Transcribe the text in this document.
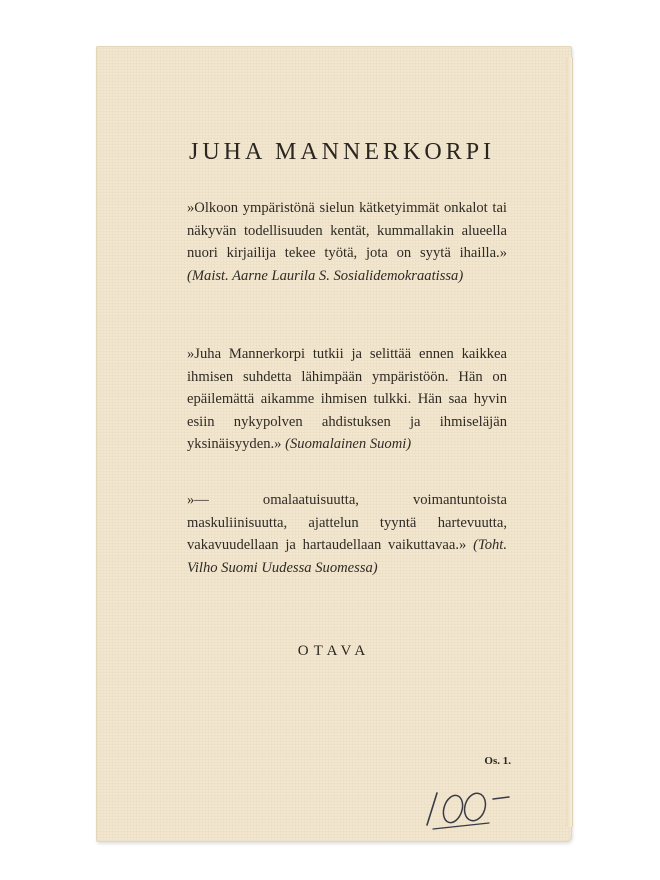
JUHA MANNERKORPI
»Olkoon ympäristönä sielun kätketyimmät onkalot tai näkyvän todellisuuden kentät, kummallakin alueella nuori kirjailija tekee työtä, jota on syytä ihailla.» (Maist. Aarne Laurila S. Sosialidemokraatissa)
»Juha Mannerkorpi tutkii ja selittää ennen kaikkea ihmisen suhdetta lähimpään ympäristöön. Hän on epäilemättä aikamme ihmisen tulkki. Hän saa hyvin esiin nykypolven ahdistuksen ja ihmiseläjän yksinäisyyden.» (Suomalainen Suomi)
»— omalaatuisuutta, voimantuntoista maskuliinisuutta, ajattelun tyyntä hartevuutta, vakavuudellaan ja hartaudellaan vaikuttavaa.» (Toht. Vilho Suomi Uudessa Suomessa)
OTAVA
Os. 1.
==
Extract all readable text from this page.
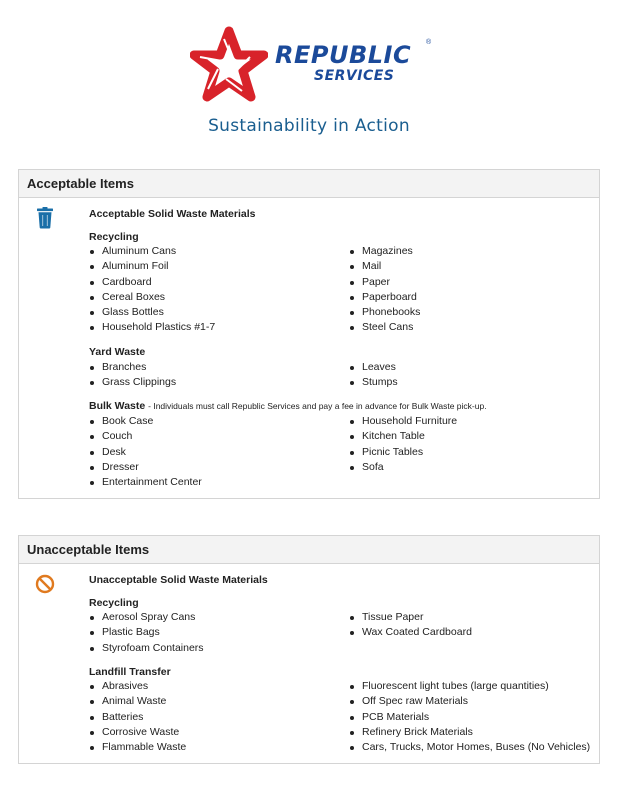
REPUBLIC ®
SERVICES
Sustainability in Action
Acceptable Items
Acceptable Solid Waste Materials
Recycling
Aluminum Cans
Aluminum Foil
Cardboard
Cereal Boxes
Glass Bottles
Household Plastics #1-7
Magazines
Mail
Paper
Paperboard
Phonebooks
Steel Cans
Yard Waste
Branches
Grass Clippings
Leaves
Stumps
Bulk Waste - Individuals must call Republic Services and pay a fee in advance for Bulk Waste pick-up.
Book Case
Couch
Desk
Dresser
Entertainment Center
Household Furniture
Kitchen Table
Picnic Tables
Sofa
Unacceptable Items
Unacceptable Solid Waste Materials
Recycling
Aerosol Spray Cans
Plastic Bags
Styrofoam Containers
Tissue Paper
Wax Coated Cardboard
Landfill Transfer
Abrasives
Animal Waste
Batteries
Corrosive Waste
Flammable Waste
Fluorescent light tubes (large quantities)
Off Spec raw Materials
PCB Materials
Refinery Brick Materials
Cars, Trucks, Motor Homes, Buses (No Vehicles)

**WORK INSTRUCTIONS:**
In the material above, show every line where the word "Waste" turns up.

**EXPECTED OUTPUT:**
Acceptable Solid Waste Materials
Yard Waste
Bulk Waste - Individuals must call Republic Services and pay a fee in advance for Bulk Waste pick-up.
Unacceptable Solid Waste Materials
Animal Waste
Corrosive Waste
Flammable Waste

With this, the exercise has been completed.